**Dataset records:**
········
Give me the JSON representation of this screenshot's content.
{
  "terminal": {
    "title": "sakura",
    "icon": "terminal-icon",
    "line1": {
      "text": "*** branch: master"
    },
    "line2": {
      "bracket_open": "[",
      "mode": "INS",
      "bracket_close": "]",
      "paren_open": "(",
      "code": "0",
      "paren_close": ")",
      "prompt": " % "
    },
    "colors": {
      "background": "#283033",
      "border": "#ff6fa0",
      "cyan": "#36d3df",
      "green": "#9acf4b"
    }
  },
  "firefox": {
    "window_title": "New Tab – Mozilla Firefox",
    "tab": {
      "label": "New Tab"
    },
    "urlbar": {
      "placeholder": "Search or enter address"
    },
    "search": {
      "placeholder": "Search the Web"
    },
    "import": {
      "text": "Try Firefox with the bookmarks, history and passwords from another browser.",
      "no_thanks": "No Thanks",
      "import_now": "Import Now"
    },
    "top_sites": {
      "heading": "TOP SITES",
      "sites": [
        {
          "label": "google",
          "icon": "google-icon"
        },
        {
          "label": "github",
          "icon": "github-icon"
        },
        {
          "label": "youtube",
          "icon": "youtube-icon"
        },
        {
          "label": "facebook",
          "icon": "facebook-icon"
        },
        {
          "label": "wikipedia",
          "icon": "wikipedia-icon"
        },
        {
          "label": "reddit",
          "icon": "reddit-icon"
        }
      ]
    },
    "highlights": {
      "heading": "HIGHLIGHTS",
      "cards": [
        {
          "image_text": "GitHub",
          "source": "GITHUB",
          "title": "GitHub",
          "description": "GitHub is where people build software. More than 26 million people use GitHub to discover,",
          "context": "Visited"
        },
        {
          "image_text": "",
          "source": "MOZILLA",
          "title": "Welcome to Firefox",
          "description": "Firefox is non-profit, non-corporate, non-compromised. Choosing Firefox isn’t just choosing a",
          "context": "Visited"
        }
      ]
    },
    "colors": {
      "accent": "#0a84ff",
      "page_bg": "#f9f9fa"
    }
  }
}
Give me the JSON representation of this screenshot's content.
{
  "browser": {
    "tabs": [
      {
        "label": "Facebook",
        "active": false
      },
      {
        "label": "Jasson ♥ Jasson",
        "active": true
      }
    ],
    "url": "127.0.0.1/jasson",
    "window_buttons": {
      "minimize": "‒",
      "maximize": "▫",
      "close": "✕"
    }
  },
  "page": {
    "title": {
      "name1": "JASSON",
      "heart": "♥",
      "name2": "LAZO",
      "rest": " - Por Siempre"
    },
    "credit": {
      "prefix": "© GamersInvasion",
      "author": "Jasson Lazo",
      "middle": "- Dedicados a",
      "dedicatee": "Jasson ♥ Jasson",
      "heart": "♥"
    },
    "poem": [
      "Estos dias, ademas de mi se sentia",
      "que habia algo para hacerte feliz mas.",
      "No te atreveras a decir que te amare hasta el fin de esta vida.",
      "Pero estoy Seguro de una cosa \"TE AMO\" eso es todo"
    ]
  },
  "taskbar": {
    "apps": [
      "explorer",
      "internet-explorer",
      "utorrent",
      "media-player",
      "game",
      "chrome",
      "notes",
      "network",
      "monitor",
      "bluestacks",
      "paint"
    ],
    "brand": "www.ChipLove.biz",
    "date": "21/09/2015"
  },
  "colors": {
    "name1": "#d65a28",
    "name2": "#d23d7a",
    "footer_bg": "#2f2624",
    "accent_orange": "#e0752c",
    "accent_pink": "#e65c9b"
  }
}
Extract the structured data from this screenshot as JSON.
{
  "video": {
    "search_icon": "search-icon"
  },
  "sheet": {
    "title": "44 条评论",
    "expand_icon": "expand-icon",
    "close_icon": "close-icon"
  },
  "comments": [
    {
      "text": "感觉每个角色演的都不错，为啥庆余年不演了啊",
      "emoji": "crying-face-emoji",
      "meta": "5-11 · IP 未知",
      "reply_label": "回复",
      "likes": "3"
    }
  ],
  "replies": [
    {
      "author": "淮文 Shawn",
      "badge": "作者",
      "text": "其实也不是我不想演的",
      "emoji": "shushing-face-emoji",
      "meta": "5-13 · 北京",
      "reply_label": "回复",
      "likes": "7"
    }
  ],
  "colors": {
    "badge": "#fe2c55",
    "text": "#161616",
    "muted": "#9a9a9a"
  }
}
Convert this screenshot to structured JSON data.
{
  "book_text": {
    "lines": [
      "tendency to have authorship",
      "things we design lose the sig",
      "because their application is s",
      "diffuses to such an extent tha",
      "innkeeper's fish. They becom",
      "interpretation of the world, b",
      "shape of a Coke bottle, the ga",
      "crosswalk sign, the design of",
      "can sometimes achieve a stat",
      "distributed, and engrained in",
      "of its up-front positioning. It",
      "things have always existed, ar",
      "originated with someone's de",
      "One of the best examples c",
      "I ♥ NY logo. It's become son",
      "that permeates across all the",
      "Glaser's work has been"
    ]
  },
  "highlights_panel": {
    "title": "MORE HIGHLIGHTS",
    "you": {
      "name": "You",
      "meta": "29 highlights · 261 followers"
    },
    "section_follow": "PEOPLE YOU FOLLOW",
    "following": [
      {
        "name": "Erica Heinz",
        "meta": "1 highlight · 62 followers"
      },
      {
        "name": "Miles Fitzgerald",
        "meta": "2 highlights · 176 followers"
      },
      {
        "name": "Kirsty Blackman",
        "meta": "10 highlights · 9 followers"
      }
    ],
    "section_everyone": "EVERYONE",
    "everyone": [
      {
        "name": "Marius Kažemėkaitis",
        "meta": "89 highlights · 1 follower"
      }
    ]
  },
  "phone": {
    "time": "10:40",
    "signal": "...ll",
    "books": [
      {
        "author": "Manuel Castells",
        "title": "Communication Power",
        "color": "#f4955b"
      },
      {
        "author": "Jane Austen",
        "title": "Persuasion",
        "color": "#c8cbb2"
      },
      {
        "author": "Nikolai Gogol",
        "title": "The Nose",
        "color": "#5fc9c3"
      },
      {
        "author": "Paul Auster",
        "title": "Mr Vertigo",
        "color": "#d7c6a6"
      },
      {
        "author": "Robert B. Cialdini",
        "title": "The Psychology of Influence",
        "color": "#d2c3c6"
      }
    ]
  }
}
········
**WORK TO COMPLETE:** Copy the records above exactly.

**SOLUTION TO THE PROBLEM:**
Give me the JSON representation of this screenshot's content.
{
  "terminal": {
    "title": "sakura",
    "icon": "terminal-icon",
    "line1": {
      "text": "*** branch: master"
    },
    "line2": {
      "bracket_open": "[",
      "mode": "INS",
      "bracket_close": "]",
      "paren_open": "(",
      "code": "0",
      "paren_close": ")",
      "prompt": " % "
    },
    "colors": {
      "background": "#283033",
      "border": "#ff6fa0",
      "cyan": "#36d3df",
      "green": "#9acf4b"
    }
  },
  "firefox": {
    "window_title": "New Tab – Mozilla Firefox",
    "tab": {
      "label": "New Tab"
    },
    "urlbar": {
      "placeholder": "Search or enter address"
    },
    "search": {
      "placeholder": "Search the Web"
    },
    "import": {
      "text": "Try Firefox with the bookmarks, history and passwords from another browser.",
      "no_thanks": "No Thanks",
      "import_now": "Import Now"
    },
    "top_sites": {
      "heading": "TOP SITES",
      "sites": [
        {
          "label": "google",
          "icon": "google-icon"
        },
        {
          "label": "github",
          "icon": "github-icon"
        },
        {
          "label": "youtube",
          "icon": "youtube-icon"
        },
        {
          "label": "facebook",
          "icon": "facebook-icon"
        },
        {
          "label": "wikipedia",
          "icon": "wikipedia-icon"
        },
        {
          "label": "reddit",
          "icon": "reddit-icon"
        }
      ]
    },
    "highlights": {
      "heading": "HIGHLIGHTS",
      "cards": [
        {
          "image_text": "GitHub",
          "source": "GITHUB",
          "title": "GitHub",
          "description": "GitHub is where people build software. More than 26 million people use GitHub to discover,",
          "context": "Visited"
        },
        {
          "image_text": "",
          "source": "MOZILLA",
          "title": "Welcome to Firefox",
          "description": "Firefox is non-profit, non-corporate, non-compromised. Choosing Firefox isn’t just choosing a",
          "context": "Visited"
        }
      ]
    },
    "colors": {
      "accent": "#0a84ff",
      "page_bg": "#f9f9fa"
    }
  }
}
Give me the JSON representation of this screenshot's content.
{
  "browser": {
    "tabs": [
      {
        "label": "Facebook",
        "active": false
      },
      {
        "label": "Jasson ♥ Jasson",
        "active": true
      }
    ],
    "url": "127.0.0.1/jasson",
    "window_buttons": {
      "minimize": "‒",
      "maximize": "▫",
      "close": "✕"
    }
  },
  "page": {
    "title": {
      "name1": "JASSON",
      "heart": "♥",
      "name2": "LAZO",
      "rest": " - Por Siempre"
    },
    "credit": {
      "prefix": "© GamersInvasion",
      "author": "Jasson Lazo",
      "middle": "- Dedicados a",
      "dedicatee": "Jasson ♥ Jasson",
      "heart": "♥"
    },
    "poem": [
      "Estos dias, ademas de mi se sentia",
      "que habia algo para hacerte feliz mas.",
      "No te atreveras a decir que te amare hasta el fin de esta vida.",
      "Pero estoy Seguro de una cosa \"TE AMO\" eso es todo"
    ]
  },
  "taskbar": {
    "apps": [
      "explorer",
      "internet-explorer",
      "utorrent",
      "media-player",
      "game",
      "chrome",
      "notes",
      "network",
      "monitor",
      "bluestacks",
      "paint"
    ],
    "brand": "www.ChipLove.biz",
    "date": "21/09/2015"
  },
  "colors": {
    "name1": "#d65a28",
    "name2": "#d23d7a",
    "footer_bg": "#2f2624",
    "accent_orange": "#e0752c",
    "accent_pink": "#e65c9b"
  }
}
Extract the structured data from this screenshot as JSON.
{
  "video": {
    "search_icon": "search-icon"
  },
  "sheet": {
    "title": "44 条评论",
    "expand_icon": "expand-icon",
    "close_icon": "close-icon"
  },
  "comments": [
    {
      "text": "感觉每个角色演的都不错，为啥庆余年不演了啊",
      "emoji": "crying-face-emoji",
      "meta": "5-11 · IP 未知",
      "reply_label": "回复",
      "likes": "3"
    }
  ],
  "replies": [
    {
      "author": "淮文 Shawn",
      "badge": "作者",
      "text": "其实也不是我不想演的",
      "emoji": "shushing-face-emoji",
      "meta": "5-13 · 北京",
      "reply_label": "回复",
      "likes": "7"
    }
  ],
  "colors": {
    "badge": "#fe2c55",
    "text": "#161616",
    "muted": "#9a9a9a"
  }
}
Convert this screenshot to structured JSON data.
{
  "book_text": {
    "lines": [
      "tendency to have authorship",
      "things we design lose the sig",
      "because their application is s",
      "diffuses to such an extent tha",
      "innkeeper's fish. They becom",
      "interpretation of the world, b",
      "shape of a Coke bottle, the ga",
      "crosswalk sign, the design of",
      "can sometimes achieve a stat",
      "distributed, and engrained in",
      "of its up-front positioning. It",
      "things have always existed, ar",
      "originated with someone's de",
      "One of the best examples c",
      "I ♥ NY logo. It's become son",
      "that permeates across all the",
      "Glaser's work has been"
    ]
  },
  "highlights_panel": {
    "title": "MORE HIGHLIGHTS",
    "you": {
      "name": "You",
      "meta": "29 highlights · 261 followers"
    },
    "section_follow": "PEOPLE YOU FOLLOW",
    "following": [
      {
        "name": "Erica Heinz",
        "meta": "1 highlight · 62 followers"
      },
      {
        "name": "Miles Fitzgerald",
        "meta": "2 highlights · 176 followers"
      },
      {
        "name": "Kirsty Blackman",
        "meta": "10 highlights · 9 followers"
      }
    ],
    "section_everyone": "EVERYONE",
    "everyone": [
      {
        "name": "Marius Kažemėkaitis",
        "meta": "89 highlights · 1 follower"
      }
    ]
  },
  "phone": {
    "time": "10:40",
    "signal": "...ll",
    "books": [
      {
        "author": "Manuel Castells",
        "title": "Communication Power",
        "color": "#f4955b"
      },
      {
        "author": "Jane Austen",
        "title": "Persuasion",
        "color": "#c8cbb2"
      },
      {
        "author": "Nikolai Gogol",
        "title": "The Nose",
        "color": "#5fc9c3"
      },
      {
        "author": "Paul Auster",
        "title": "Mr Vertigo",
        "color": "#d7c6a6"
      },
      {
        "author": "Robert B. Cialdini",
        "title": "The Psychology of Influence",
        "color": "#d2c3c6"
      }
    ]
  }
}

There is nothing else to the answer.